● **Input**

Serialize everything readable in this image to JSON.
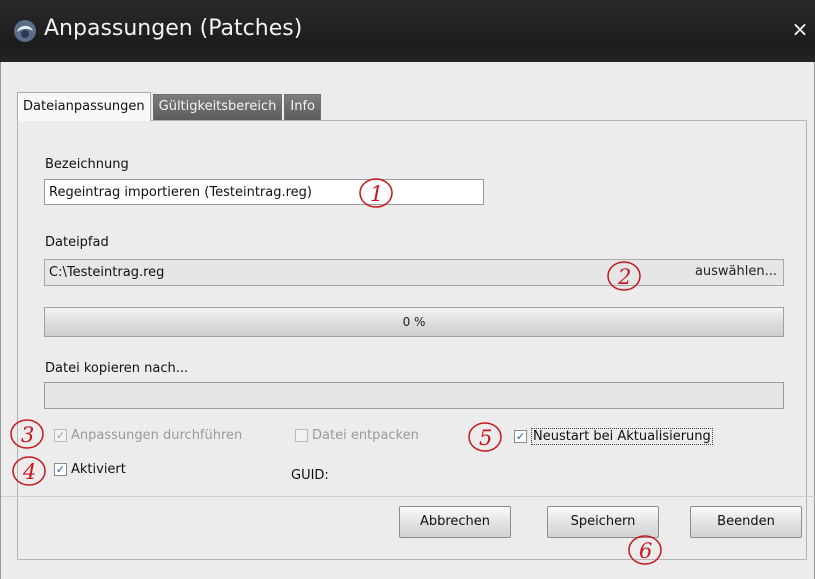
{
  "window": {
    "title": "Anpassungen (Patches)",
    "close_glyph": "×",
    "logo_icon": "app-logo-icon"
  },
  "tabs": [
    {
      "label": "Dateianpassungen",
      "active": true
    },
    {
      "label": "Gültigkeitsbereich",
      "active": false
    },
    {
      "label": "Info",
      "active": false
    }
  ],
  "form": {
    "bezeichnung_label": "Bezeichnung",
    "bezeichnung_value": "Regeintrag importieren (Testeintrag.reg)",
    "dateipfad_label": "Dateipfad",
    "dateipfad_value": "C:\\Testeintrag.reg",
    "auswaehlen_label": "auswählen...",
    "progress_text": "0 %",
    "progress_value": 0,
    "kopieren_label": "Datei kopieren nach...",
    "kopieren_value": ""
  },
  "checkboxes": {
    "anpassungen": {
      "label": "Anpassungen durchführen",
      "checked": true,
      "enabled": false
    },
    "entpacken": {
      "label": "Datei entpacken",
      "checked": false,
      "enabled": false
    },
    "neustart": {
      "label": "Neustart bei Aktualisierung",
      "checked": true,
      "enabled": true
    },
    "aktiviert": {
      "label": "Aktiviert",
      "checked": true,
      "enabled": true
    }
  },
  "guid_label": "GUID:",
  "buttons": {
    "abbrechen": "Abbrechen",
    "speichern": "Speichern",
    "beenden": "Beenden"
  },
  "annotations": [
    "1",
    "2",
    "3",
    "4",
    "5",
    "6"
  ],
  "colors": {
    "annotation_red": "#c8171c",
    "titlebar": "#1f1f1f",
    "check_blue": "#1f5fb0"
  }
}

● **The exercise**
Please write out all of the material above without changing a word, and omit any pictures.

● **Result of this task**
Serialize everything readable in this image to JSON.
{
  "window": {
    "title": "Anpassungen (Patches)",
    "close_glyph": "×",
    "logo_icon": "app-logo-icon"
  },
  "tabs": [
    {
      "label": "Dateianpassungen",
      "active": true
    },
    {
      "label": "Gültigkeitsbereich",
      "active": false
    },
    {
      "label": "Info",
      "active": false
    }
  ],
  "form": {
    "bezeichnung_label": "Bezeichnung",
    "bezeichnung_value": "Regeintrag importieren (Testeintrag.reg)",
    "dateipfad_label": "Dateipfad",
    "dateipfad_value": "C:\\Testeintrag.reg",
    "auswaehlen_label": "auswählen...",
    "progress_text": "0 %",
    "progress_value": 0,
    "kopieren_label": "Datei kopieren nach...",
    "kopieren_value": ""
  },
  "checkboxes": {
    "anpassungen": {
      "label": "Anpassungen durchführen",
      "checked": true,
      "enabled": false
    },
    "entpacken": {
      "label": "Datei entpacken",
      "checked": false,
      "enabled": false
    },
    "neustart": {
      "label": "Neustart bei Aktualisierung",
      "checked": true,
      "enabled": true
    },
    "aktiviert": {
      "label": "Aktiviert",
      "checked": true,
      "enabled": true
    }
  },
  "guid_label": "GUID:",
  "buttons": {
    "abbrechen": "Abbrechen",
    "speichern": "Speichern",
    "beenden": "Beenden"
  },
  "annotations": [
    "1",
    "2",
    "3",
    "4",
    "5",
    "6"
  ],
  "colors": {
    "annotation_red": "#c8171c",
    "titlebar": "#1f1f1f",
    "check_blue": "#1f5fb0"
  }
}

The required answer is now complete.